# Your task
Print the entries that appear below, exactly as written and without their pictures.

(Records)

━━━━━━━━━━━━━━━━

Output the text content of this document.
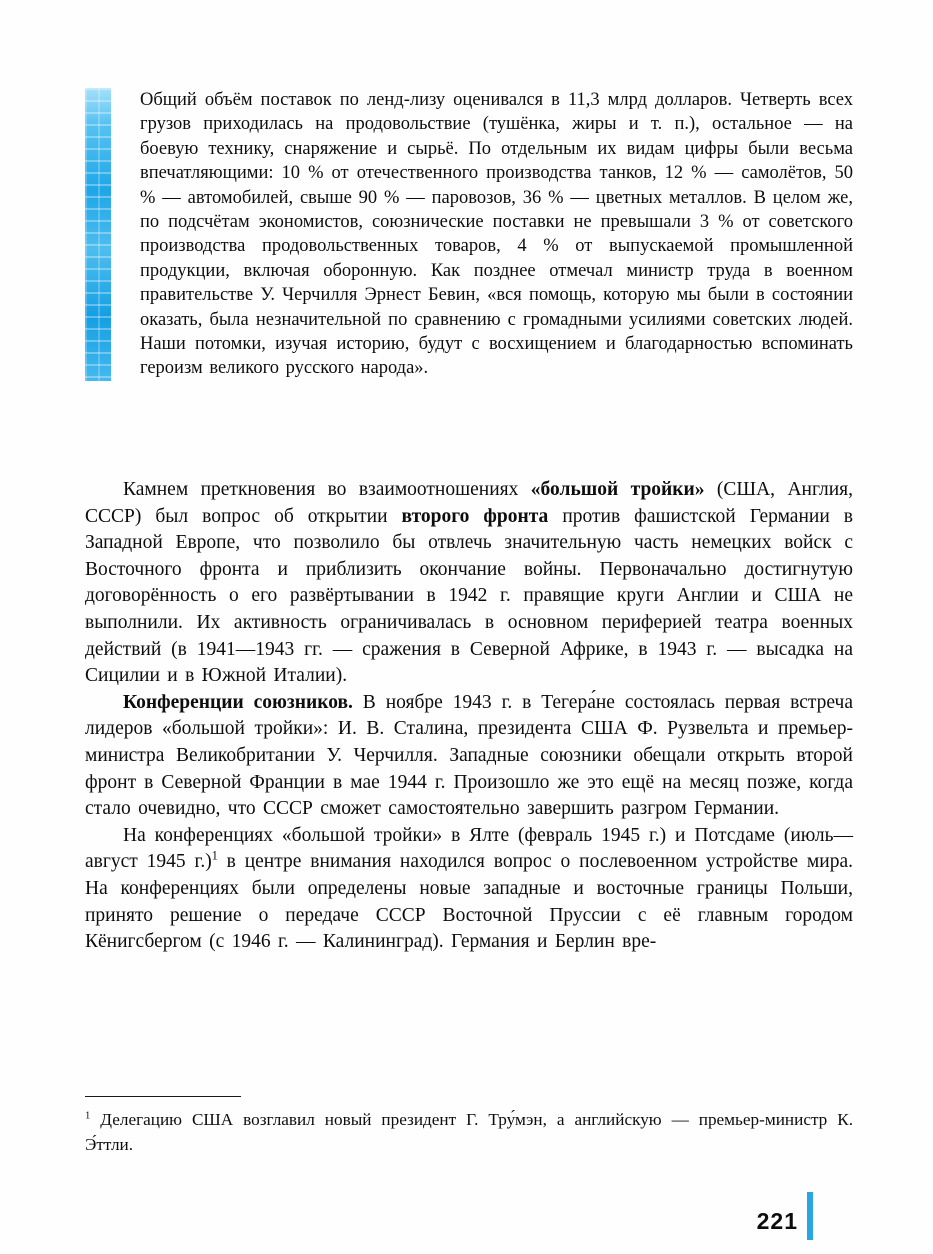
Общий объём поставок по ленд-лизу оценивался в 11,3 млрд долларов. Четверть всех грузов приходилась на продовольствие (тушёнка, жиры и т. п.), остальное — на боевую технику, снаряжение и сырьё. По отдельным их видам цифры были весьма впечатляющими: 10 % от отечественного производства танков, 12 % — самолётов, 50 % — автомобилей, свыше 90 % — паровозов, 36 % — цветных металлов. В целом же, по подсчётам экономистов, союзнические поставки не превышали 3 % от советского производства продовольственных товаров, 4 % от выпускаемой промышленной продукции, включая оборонную. Как позднее отмечал министр труда в военном правительстве У. Черчилля Эрнест Бевин, «вся помощь, которую мы были в состоянии оказать, была незначительной по сравнению с громадными усилиями советских людей. Наши потомки, изучая историю, будут с восхищением и благодарностью вспоминать героизм великого русского народа».

Камнем преткновения во взаимоотношениях «большой тройки» (США, Англия, СССР) был вопрос об открытии второго фронта против фашистской Германии в Западной Европе, что позволило бы отвлечь значительную часть немецких войск с Восточного фронта и приблизить окончание войны. Первоначально достигнутую договорённость о его развёртывании в 1942 г. правящие круги Англии и США не выполнили. Их активность ограничивалась в основном периферией театра военных действий (в 1941—1943 гг. — сражения в Северной Африке, в 1943 г. — высадка на Сицилии и в Южной Италии).

Конференции союзников. В ноябре 1943 г. в Тегера́не состоялась первая встреча лидеров «большой тройки»: И. В. Сталина, президента США Ф. Рузвельта и премьер-министра Великобритании У. Черчилля. Западные союзники обещали открыть второй фронт в Северной Франции в мае 1944 г. Произошло же это ещё на месяц позже, когда стало очевидно, что СССР сможет самостоятельно завершить разгром Германии.

На конференциях «большой тройки» в Ялте (февраль 1945 г.) и Потсдаме (июль—август 1945 г.)$^1$ в центре внимания находился вопрос о послевоенном устройстве мира. На конференциях были определены новые западные и восточные границы Польши, принято решение о передаче СССР Восточной Пруссии с её главным городом Кёнигсбергом (с 1946 г. — Калининград). Германия и Берлин вре-

$^1$ Делегацию США возглавил новый президент Г. Тру́мэн, а английскую — премьер-министр К. Э́ттли.

221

━━━━━━━━━━━━━━━━

# Correct response
Output the text content of this document.
Общий объём поставок по ленд-лизу оценивался в 11,3 млрд долларов. Четверть всех грузов приходилась на продовольствие (тушёнка, жиры и т. п.), остальное — на боевую технику, снаряжение и сырьё. По отдельным их видам цифры были весьма впечатляющими: 10 % от отечественного производства танков, 12 % — самолётов, 50 % — автомобилей, свыше 90 % — паровозов, 36 % — цветных металлов. В целом же, по подсчётам экономистов, союзнические поставки не превышали 3 % от советского производства продовольственных товаров, 4 % от выпускаемой промышленной продукции, включая оборонную. Как позднее отмечал министр труда в военном правительстве У. Черчилля Эрнест Бевин, «вся помощь, которую мы были в состоянии оказать, была незначительной по сравнению с громадными усилиями советских людей. Наши потомки, изучая историю, будут с восхищением и благодарностью вспоминать героизм великого русского народа».

Камнем преткновения во взаимоотношениях «большой тройки» (США, Англия, СССР) был вопрос об открытии второго фронта против фашистской Германии в Западной Европе, что позволило бы отвлечь значительную часть немецких войск с Восточного фронта и приблизить окончание войны. Первоначально достигнутую договорённость о его развёртывании в 1942 г. правящие круги Англии и США не выполнили. Их активность ограничивалась в основном периферией театра военных действий (в 1941—1943 гг. — сражения в Северной Африке, в 1943 г. — высадка на Сицилии и в Южной Италии).

Конференции союзников. В ноябре 1943 г. в Тегера́не состоялась первая встреча лидеров «большой тройки»: И. В. Сталина, президента США Ф. Рузвельта и премьер-министра Великобритании У. Черчилля. Западные союзники обещали открыть второй фронт в Северной Франции в мае 1944 г. Произошло же это ещё на месяц позже, когда стало очевидно, что СССР сможет самостоятельно завершить разгром Германии.

На конференциях «большой тройки» в Ялте (февраль 1945 г.) и Потсдаме (июль—август 1945 г.)$^1$ в центре внимания находился вопрос о послевоенном устройстве мира. На конференциях были определены новые западные и восточные границы Польши, принято решение о передаче СССР Восточной Пруссии с её главным городом Кёнигсбергом (с 1946 г. — Калининград). Германия и Берлин вре-

$^1$ Делегацию США возглавил новый президент Г. Тру́мэн, а английскую — премьер-министр К. Э́ттли.

221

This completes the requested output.